━━ Records for the exercise ━━

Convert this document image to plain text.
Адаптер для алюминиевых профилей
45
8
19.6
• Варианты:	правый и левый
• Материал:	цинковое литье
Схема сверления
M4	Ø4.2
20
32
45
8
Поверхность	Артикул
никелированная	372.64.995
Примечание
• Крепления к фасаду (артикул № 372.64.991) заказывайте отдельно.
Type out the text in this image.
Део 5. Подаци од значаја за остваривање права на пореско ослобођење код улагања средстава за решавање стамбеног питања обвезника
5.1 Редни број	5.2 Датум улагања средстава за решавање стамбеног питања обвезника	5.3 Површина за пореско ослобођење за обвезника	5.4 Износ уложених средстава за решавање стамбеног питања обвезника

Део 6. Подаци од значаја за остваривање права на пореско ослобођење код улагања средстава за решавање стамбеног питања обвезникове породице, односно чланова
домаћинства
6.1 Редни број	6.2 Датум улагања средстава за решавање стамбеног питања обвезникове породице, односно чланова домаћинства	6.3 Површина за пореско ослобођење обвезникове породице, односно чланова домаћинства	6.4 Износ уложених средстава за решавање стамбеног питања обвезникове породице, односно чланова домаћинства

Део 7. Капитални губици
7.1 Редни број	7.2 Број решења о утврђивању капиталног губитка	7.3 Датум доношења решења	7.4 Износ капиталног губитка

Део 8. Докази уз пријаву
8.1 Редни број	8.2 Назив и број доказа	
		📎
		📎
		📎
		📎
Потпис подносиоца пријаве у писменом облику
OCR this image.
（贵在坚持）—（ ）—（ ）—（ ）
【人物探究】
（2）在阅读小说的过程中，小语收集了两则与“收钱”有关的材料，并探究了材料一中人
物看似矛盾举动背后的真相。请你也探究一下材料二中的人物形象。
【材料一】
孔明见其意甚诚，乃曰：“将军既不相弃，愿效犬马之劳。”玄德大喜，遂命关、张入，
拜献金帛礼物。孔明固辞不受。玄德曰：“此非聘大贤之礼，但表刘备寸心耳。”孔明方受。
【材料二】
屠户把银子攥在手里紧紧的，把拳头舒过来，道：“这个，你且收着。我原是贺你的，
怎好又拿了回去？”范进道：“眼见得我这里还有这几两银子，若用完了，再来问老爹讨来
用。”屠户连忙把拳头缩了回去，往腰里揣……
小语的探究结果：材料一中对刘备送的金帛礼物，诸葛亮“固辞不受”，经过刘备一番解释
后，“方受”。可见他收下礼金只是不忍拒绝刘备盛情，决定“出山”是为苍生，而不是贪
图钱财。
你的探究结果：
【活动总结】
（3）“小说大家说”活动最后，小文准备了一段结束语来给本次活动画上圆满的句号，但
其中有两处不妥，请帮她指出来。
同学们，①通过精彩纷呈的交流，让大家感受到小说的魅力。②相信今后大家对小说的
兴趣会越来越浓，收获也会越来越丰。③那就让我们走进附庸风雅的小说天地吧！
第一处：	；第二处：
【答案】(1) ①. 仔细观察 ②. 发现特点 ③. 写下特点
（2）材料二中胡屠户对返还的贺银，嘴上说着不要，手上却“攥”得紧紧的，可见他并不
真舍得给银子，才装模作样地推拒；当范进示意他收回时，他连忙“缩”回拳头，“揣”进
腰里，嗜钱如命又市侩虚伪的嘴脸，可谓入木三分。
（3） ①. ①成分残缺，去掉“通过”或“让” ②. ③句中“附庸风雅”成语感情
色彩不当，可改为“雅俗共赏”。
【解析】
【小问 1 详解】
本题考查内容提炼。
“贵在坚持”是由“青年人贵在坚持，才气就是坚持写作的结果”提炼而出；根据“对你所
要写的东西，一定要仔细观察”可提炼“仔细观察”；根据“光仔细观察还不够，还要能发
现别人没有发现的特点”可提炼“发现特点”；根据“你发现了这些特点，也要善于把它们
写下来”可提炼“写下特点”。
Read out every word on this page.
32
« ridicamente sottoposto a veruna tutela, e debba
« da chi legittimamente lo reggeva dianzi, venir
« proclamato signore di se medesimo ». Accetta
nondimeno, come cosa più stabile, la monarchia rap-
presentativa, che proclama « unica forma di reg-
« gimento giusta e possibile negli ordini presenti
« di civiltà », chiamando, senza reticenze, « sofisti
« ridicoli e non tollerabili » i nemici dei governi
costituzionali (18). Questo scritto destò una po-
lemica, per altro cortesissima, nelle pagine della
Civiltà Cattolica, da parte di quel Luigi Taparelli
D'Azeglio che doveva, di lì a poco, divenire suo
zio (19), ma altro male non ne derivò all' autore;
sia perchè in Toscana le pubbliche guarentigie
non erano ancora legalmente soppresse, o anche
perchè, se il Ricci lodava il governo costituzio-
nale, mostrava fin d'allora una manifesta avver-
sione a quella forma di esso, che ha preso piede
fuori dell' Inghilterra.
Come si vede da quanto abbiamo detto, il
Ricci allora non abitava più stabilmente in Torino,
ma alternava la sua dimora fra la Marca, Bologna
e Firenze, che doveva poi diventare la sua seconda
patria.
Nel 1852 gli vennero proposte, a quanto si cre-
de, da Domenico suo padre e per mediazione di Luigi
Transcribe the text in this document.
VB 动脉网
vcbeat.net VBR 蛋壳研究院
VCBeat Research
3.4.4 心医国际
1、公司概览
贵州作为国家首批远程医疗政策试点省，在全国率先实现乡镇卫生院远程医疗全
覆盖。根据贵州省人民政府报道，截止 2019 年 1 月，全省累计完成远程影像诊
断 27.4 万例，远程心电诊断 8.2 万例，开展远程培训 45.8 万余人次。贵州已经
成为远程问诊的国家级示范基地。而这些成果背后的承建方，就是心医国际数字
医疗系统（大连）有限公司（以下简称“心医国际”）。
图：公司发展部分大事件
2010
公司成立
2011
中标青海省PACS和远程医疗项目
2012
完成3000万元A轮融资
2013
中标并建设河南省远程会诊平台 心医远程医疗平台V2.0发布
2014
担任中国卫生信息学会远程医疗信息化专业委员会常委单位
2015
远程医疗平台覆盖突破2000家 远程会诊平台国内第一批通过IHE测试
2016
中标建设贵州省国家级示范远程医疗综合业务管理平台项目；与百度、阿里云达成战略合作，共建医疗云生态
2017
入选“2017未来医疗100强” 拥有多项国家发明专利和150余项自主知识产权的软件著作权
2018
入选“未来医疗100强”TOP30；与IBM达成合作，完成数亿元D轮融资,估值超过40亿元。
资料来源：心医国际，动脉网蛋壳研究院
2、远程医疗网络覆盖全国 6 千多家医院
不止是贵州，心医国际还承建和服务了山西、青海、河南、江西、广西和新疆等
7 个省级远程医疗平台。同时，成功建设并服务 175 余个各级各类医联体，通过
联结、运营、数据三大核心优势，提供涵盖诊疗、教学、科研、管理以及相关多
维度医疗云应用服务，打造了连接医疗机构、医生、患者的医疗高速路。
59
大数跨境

━━━

> **What to do**
Working from the listing above, pick out every line that has "text" and copy it.

> **Answer to the problem**
Convert this document image to plain text.
Type out the text in this image.
Transcribe the text in this document.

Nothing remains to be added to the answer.